→ Objective: Across the listing below, count the lines that mention the string "Event". Reply with the figure only.

→ Records for the exercise:
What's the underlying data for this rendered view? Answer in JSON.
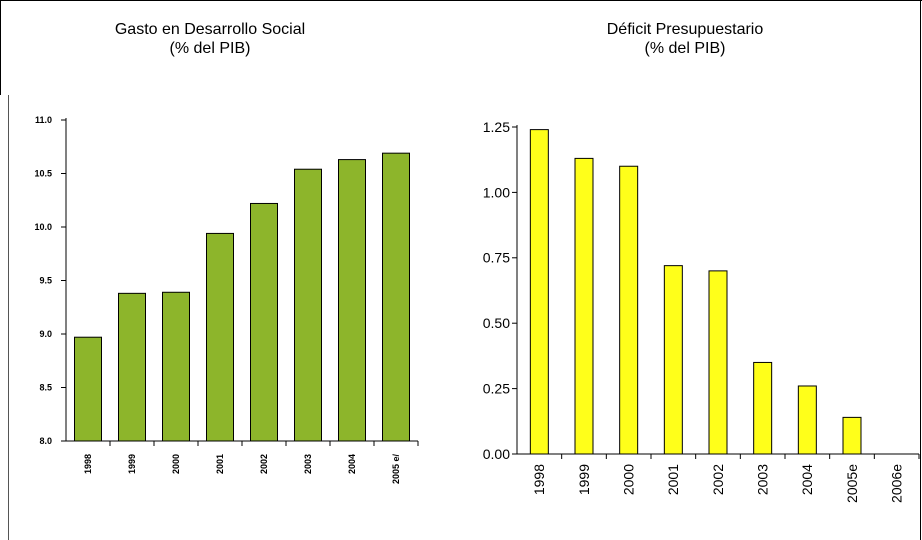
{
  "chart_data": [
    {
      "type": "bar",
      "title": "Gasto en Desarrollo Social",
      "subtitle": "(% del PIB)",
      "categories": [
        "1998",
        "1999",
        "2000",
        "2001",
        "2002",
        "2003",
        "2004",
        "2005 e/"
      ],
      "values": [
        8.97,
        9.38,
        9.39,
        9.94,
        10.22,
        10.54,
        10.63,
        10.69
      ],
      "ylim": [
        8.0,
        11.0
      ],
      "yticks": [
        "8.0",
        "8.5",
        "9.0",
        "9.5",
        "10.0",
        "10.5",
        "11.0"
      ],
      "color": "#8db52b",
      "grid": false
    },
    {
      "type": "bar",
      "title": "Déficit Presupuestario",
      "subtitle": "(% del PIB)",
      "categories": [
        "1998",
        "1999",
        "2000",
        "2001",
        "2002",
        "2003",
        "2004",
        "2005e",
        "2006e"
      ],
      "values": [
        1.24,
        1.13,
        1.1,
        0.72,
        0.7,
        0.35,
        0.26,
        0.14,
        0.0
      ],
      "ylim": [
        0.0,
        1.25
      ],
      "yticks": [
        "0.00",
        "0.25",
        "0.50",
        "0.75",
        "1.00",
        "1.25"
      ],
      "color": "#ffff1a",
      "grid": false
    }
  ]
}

---

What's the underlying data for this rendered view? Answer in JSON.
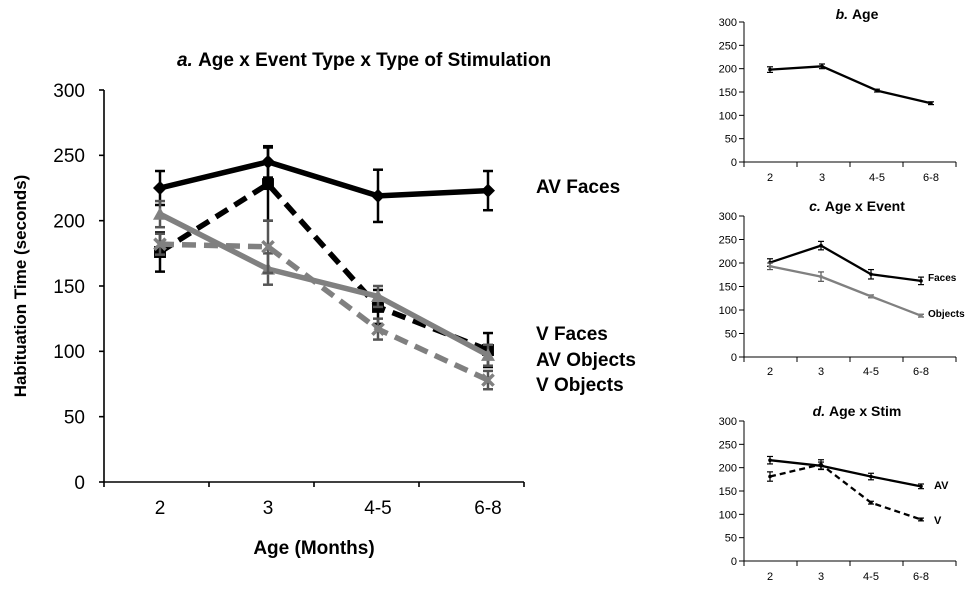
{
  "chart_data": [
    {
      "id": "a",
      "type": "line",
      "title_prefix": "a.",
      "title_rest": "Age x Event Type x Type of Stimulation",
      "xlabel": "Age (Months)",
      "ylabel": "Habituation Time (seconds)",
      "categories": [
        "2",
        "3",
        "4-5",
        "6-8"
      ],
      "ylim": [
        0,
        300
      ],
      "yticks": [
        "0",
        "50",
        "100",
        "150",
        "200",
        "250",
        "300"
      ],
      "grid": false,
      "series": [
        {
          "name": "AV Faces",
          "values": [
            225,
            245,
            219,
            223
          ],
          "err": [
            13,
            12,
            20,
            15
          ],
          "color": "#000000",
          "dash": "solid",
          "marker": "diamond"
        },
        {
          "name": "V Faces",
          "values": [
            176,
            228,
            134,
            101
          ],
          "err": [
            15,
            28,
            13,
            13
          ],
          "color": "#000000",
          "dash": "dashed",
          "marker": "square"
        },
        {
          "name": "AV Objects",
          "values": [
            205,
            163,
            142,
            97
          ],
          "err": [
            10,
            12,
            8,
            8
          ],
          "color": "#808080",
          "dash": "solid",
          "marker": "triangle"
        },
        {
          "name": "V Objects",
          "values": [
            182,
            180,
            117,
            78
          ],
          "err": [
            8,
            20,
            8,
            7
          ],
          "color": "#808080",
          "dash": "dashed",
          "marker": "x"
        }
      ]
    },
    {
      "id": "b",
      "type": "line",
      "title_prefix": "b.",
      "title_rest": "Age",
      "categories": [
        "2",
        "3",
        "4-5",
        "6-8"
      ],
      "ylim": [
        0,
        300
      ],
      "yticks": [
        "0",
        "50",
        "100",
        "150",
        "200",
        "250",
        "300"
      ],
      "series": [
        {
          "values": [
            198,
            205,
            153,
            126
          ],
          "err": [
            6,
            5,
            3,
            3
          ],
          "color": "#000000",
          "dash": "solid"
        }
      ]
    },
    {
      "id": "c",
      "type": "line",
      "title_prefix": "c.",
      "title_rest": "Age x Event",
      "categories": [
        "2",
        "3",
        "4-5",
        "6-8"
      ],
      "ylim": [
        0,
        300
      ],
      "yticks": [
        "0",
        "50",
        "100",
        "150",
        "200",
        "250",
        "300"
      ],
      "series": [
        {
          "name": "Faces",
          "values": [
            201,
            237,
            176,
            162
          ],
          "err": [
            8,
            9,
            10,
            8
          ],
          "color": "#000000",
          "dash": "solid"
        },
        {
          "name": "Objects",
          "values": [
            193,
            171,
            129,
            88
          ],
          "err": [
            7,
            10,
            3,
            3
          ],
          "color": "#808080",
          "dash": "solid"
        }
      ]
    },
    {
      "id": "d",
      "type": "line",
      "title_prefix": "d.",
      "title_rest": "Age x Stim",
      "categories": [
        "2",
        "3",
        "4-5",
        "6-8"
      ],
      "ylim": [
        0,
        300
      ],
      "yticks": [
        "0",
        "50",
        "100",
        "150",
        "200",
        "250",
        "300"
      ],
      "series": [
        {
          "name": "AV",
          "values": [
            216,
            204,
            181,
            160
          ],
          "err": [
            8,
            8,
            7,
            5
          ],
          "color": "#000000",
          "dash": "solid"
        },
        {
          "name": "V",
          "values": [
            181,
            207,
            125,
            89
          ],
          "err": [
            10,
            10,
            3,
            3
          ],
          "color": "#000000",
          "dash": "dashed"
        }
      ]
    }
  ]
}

==

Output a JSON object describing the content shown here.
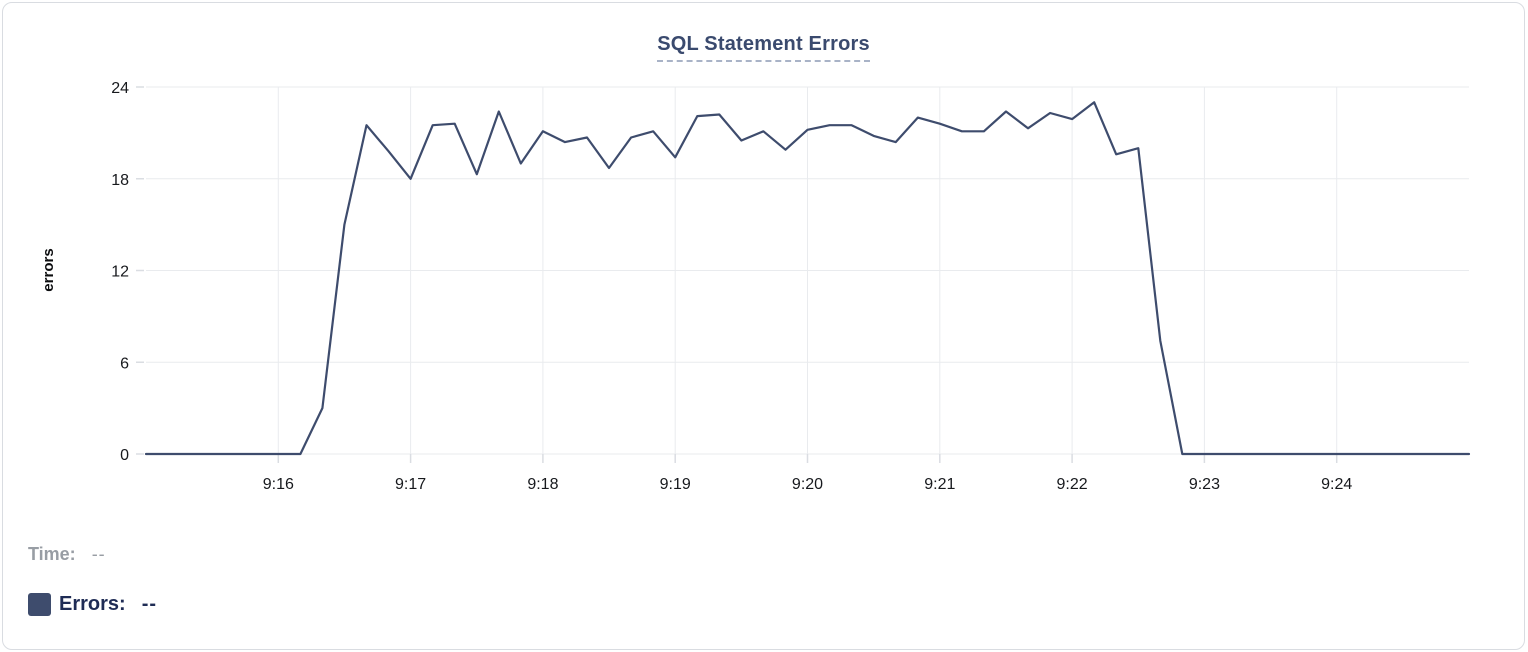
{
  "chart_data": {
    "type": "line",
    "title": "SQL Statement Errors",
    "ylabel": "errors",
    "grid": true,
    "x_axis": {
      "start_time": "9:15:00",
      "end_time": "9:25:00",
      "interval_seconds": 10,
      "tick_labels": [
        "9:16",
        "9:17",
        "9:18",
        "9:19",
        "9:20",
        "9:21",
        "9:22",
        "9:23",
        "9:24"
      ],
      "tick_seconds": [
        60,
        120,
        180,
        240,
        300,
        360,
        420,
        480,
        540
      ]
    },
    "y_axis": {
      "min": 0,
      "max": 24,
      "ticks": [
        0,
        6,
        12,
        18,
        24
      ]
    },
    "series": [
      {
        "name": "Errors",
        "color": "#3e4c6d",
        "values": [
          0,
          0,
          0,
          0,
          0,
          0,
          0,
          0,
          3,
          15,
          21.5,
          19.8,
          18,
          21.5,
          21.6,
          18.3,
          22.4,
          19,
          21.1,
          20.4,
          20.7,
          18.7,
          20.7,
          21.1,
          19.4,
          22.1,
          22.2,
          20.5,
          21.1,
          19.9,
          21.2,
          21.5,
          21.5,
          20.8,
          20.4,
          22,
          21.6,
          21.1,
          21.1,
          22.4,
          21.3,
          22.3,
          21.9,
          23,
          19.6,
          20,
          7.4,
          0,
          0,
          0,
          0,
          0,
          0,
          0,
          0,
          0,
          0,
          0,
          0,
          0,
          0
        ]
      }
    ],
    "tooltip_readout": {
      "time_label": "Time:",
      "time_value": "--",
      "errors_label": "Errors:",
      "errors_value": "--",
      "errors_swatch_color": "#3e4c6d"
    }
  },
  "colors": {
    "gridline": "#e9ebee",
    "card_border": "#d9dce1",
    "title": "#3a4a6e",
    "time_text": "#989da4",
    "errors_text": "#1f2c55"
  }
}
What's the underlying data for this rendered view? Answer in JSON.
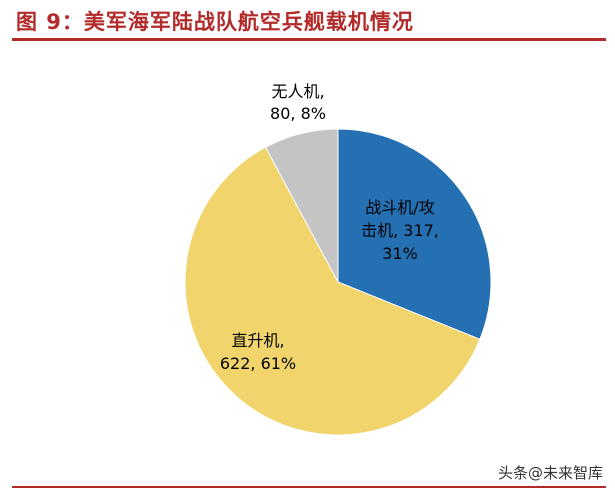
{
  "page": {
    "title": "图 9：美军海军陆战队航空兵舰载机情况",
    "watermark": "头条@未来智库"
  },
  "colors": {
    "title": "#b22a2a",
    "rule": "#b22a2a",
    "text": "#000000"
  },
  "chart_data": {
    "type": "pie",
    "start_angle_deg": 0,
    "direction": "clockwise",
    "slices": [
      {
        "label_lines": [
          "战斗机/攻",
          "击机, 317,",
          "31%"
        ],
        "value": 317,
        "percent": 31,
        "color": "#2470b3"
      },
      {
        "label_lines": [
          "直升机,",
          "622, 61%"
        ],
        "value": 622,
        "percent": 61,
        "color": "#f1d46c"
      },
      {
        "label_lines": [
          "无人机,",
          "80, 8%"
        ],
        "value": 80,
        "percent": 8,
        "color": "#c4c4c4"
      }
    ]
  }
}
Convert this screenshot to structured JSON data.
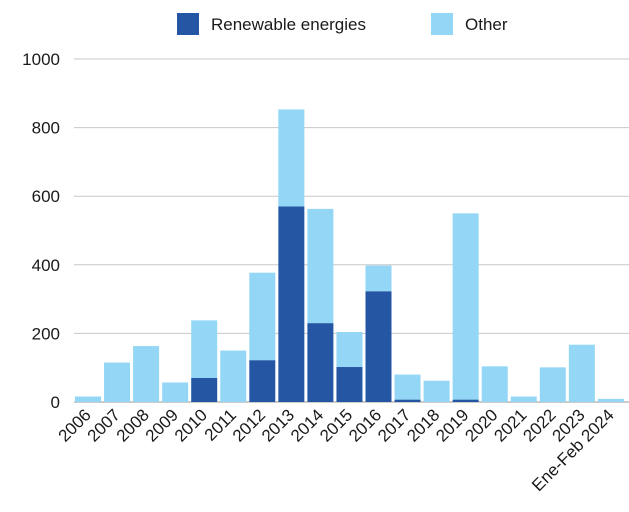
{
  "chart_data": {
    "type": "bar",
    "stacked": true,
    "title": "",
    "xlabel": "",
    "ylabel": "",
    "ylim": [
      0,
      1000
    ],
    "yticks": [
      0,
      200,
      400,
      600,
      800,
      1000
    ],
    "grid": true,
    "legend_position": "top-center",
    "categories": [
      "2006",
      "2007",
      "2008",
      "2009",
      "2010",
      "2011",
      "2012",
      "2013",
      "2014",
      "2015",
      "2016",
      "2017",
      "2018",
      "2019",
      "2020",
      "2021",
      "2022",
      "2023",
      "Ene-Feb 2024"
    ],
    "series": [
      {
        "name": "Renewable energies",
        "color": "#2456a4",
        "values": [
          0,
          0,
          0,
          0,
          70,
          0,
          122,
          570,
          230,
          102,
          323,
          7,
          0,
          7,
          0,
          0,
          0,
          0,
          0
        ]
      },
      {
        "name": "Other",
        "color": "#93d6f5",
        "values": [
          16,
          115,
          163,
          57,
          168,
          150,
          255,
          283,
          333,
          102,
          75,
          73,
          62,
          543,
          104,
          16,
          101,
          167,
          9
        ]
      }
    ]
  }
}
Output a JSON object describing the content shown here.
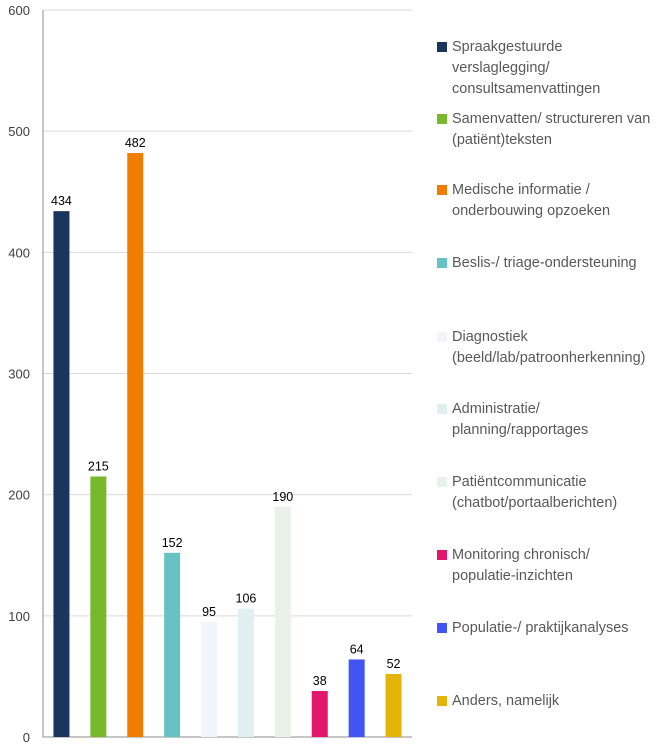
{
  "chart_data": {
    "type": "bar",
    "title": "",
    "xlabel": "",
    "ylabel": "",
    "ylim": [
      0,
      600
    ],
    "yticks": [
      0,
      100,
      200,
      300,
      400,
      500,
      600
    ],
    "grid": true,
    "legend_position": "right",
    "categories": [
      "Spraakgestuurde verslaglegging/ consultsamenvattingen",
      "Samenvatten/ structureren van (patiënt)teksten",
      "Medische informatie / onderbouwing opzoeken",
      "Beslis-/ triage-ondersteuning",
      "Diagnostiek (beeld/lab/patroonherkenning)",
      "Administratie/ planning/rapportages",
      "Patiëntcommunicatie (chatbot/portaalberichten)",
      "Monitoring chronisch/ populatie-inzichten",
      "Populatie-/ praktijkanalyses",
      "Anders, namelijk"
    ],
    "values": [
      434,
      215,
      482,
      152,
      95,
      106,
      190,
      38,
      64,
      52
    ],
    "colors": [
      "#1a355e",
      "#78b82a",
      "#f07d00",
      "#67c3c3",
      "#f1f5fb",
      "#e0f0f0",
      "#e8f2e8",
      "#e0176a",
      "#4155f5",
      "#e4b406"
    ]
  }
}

→ Written answer: 2